Given data:
[Start]
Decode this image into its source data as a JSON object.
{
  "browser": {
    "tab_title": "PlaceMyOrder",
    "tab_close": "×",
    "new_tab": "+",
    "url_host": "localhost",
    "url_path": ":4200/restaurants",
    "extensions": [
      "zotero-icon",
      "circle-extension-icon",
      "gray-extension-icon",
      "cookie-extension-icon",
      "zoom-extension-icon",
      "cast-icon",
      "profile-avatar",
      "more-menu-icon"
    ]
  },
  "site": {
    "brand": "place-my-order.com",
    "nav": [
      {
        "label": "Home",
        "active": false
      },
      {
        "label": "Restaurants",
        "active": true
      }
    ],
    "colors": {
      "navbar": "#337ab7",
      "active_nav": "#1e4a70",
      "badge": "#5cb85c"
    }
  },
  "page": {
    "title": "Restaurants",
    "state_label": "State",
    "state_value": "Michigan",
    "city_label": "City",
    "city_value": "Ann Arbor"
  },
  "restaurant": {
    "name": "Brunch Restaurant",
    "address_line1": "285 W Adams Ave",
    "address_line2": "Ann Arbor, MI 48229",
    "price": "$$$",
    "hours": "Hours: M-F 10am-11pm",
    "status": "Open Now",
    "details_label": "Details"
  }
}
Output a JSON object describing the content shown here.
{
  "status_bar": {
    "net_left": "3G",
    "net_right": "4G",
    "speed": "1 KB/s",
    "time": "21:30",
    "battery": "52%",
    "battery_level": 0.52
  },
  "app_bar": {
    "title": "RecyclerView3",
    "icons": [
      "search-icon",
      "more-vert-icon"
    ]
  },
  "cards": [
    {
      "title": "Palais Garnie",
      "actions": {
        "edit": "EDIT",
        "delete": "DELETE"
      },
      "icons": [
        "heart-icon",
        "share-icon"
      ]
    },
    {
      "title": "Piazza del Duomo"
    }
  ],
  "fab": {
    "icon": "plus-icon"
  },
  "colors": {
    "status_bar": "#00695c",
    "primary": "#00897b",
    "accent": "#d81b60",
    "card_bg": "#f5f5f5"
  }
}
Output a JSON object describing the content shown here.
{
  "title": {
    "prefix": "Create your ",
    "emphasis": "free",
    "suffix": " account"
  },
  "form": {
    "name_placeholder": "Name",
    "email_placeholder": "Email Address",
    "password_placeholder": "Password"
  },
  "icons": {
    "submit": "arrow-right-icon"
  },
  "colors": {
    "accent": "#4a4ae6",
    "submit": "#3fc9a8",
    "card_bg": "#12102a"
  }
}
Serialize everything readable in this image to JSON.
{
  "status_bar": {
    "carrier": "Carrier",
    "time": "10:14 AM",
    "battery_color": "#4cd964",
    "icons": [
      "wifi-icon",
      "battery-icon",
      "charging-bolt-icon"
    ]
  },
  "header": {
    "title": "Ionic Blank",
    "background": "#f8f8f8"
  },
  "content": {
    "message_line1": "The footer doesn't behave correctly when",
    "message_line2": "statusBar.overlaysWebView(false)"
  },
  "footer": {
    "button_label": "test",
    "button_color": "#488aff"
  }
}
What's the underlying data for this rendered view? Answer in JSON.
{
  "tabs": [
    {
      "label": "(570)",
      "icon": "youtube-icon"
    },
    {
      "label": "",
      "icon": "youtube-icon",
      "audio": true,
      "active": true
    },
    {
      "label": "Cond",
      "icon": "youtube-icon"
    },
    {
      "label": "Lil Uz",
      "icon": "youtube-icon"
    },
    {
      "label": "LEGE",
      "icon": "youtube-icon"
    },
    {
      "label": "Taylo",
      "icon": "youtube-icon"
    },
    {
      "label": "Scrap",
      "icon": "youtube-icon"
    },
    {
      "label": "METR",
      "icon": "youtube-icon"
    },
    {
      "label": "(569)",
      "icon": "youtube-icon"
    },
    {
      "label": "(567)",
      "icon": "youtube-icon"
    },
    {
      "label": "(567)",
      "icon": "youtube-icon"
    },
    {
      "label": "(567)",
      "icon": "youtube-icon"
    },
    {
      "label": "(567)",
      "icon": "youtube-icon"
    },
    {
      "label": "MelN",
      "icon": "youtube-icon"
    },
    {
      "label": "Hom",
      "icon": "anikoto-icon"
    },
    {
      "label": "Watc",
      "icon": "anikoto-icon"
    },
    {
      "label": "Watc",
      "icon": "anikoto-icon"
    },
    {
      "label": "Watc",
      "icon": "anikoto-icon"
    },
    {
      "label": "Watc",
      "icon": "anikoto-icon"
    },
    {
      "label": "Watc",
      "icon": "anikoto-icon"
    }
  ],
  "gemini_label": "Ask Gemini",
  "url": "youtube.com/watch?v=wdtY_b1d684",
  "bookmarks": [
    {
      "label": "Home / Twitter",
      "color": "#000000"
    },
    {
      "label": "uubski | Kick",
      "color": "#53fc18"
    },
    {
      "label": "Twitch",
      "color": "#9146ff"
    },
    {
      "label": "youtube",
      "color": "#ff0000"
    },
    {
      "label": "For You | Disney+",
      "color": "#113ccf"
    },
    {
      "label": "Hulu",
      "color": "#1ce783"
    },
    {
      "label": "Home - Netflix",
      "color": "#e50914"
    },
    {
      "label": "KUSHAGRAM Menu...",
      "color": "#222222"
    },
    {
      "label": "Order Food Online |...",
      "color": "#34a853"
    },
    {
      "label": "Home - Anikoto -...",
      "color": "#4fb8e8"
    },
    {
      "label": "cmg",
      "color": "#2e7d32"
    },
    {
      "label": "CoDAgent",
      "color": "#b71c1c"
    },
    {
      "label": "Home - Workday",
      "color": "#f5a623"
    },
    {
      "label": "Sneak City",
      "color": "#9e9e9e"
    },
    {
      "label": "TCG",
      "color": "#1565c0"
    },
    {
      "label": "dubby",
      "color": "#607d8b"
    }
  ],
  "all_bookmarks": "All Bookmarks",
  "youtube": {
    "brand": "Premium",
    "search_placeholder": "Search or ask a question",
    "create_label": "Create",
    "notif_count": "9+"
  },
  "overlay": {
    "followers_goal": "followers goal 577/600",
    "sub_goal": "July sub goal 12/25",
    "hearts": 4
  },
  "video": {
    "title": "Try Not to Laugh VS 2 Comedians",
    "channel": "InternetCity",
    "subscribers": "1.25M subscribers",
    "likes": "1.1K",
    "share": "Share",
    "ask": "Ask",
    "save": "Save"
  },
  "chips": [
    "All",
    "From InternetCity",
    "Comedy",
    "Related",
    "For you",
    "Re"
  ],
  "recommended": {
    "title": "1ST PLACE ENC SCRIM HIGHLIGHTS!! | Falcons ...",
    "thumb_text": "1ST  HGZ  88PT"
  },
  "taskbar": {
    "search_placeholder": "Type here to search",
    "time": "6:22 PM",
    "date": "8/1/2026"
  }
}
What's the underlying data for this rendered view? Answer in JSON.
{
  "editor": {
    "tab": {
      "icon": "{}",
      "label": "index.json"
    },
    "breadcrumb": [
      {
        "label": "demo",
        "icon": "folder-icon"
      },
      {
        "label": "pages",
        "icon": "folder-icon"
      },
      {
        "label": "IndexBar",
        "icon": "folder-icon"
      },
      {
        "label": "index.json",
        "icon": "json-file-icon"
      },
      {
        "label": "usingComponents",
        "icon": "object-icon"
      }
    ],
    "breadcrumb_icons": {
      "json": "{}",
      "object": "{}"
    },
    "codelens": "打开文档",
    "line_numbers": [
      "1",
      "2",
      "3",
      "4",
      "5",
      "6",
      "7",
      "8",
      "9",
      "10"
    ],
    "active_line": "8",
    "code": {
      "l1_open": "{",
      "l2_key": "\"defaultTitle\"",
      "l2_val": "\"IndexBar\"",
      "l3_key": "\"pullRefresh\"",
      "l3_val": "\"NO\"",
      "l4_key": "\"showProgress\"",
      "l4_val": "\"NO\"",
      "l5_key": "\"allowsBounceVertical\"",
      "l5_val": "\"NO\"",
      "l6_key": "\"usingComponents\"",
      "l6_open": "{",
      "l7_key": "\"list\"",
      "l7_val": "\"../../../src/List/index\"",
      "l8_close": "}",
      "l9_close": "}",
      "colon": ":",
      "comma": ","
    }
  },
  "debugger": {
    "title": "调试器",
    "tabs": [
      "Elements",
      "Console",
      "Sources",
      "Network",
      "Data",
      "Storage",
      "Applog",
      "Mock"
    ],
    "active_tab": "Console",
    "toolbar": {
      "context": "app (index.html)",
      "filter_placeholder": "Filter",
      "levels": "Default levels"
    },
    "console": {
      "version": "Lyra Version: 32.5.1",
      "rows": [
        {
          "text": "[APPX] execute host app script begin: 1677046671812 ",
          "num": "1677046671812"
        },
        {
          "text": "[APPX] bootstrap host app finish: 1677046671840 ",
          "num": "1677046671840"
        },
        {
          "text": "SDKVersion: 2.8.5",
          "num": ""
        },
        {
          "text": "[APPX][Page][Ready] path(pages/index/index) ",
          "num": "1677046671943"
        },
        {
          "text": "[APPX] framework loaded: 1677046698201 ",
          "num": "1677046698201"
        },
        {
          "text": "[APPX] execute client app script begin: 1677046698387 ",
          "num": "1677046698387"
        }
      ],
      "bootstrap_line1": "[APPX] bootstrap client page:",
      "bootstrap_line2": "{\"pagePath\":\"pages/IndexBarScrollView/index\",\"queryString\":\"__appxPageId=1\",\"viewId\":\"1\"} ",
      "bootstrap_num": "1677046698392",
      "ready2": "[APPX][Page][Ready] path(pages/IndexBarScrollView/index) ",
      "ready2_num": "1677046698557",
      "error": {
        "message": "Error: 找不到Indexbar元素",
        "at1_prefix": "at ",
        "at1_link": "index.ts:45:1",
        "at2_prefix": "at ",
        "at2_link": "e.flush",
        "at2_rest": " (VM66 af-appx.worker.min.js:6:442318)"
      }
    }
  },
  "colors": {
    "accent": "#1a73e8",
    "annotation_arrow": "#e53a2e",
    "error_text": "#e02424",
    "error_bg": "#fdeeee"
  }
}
[End]
Identify the lines above with the word "false". Copy them.

Result of this exercise:
        "active": false
    "message_line2": "statusBar.overlaysWebView(false)"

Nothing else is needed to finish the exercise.